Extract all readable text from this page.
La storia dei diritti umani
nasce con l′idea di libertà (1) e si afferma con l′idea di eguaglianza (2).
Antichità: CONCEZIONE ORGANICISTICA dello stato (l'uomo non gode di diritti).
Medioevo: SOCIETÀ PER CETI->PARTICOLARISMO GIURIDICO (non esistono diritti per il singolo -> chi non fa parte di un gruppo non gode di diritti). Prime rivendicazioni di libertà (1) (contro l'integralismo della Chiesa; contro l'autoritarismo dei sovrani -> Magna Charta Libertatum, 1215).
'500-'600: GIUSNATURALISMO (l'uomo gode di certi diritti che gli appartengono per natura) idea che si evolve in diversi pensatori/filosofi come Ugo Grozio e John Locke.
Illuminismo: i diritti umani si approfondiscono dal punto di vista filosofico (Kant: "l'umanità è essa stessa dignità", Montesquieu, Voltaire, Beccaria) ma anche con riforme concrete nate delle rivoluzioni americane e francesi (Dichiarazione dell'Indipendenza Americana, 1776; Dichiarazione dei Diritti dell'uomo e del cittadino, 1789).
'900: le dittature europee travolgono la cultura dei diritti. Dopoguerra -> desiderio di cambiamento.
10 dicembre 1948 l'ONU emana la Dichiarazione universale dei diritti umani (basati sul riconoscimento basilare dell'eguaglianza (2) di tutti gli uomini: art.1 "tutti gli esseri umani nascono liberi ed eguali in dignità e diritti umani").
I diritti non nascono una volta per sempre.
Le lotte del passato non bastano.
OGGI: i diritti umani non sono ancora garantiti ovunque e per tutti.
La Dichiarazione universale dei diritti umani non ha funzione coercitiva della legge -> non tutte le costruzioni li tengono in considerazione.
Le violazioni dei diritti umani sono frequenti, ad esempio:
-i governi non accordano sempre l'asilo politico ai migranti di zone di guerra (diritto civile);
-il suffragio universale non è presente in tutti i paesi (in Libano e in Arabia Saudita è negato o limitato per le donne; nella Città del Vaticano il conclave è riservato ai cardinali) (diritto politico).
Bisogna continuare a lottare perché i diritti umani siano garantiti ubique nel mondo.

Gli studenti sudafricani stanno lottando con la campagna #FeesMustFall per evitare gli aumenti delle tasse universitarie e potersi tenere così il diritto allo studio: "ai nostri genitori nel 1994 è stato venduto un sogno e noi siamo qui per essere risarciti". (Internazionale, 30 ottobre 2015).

=======

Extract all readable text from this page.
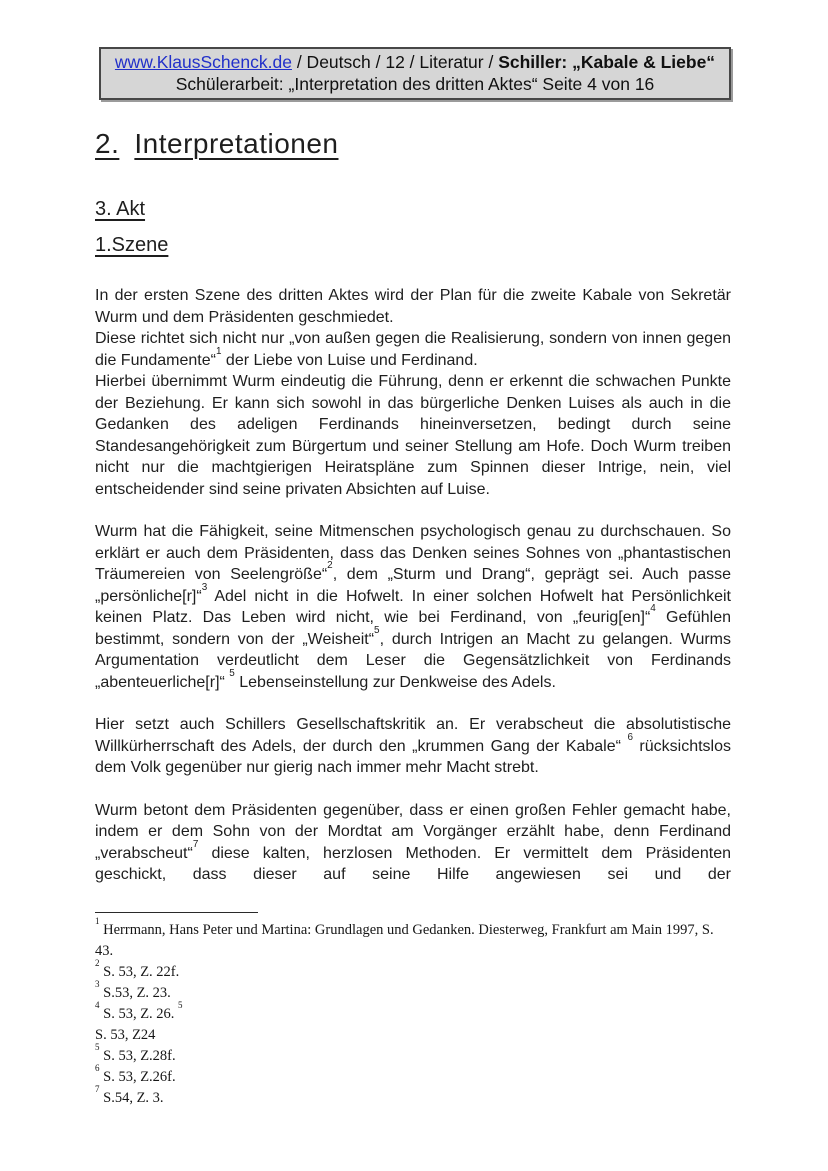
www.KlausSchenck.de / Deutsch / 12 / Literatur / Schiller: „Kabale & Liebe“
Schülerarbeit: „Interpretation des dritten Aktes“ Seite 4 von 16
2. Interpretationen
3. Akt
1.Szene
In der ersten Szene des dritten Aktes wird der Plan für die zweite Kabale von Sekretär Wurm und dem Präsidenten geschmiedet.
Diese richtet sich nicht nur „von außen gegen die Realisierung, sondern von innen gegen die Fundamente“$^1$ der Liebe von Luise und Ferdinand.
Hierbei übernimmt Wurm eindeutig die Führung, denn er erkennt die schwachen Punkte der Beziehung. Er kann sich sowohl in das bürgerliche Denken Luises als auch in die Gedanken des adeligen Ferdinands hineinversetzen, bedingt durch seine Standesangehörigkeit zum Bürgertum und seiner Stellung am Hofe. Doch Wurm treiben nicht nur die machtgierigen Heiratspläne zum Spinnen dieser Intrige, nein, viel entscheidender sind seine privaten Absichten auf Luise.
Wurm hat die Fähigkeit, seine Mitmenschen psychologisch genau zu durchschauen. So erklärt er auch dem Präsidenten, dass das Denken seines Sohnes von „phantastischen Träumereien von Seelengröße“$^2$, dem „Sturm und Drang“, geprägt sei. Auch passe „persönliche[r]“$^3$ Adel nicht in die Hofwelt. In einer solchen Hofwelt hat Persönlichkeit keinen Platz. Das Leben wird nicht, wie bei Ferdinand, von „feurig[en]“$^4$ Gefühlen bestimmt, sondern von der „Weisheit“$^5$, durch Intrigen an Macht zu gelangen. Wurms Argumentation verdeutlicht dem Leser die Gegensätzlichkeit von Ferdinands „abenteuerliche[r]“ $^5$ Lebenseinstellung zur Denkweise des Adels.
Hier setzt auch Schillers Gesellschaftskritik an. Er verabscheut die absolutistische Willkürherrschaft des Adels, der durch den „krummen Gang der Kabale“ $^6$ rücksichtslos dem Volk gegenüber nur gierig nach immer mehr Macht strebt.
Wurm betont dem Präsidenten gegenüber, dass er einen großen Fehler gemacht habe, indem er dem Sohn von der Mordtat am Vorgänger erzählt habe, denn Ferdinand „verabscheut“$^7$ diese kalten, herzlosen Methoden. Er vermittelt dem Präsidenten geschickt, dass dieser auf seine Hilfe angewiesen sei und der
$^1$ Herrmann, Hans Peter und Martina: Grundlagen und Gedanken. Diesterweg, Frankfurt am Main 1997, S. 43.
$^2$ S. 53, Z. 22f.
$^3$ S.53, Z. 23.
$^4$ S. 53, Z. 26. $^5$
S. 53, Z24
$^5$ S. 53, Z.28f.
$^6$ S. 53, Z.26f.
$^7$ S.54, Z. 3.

=======

» Requirements:
Report how many lines include the word "delle". Give nothing but the number.

» Solution to this exercise:
2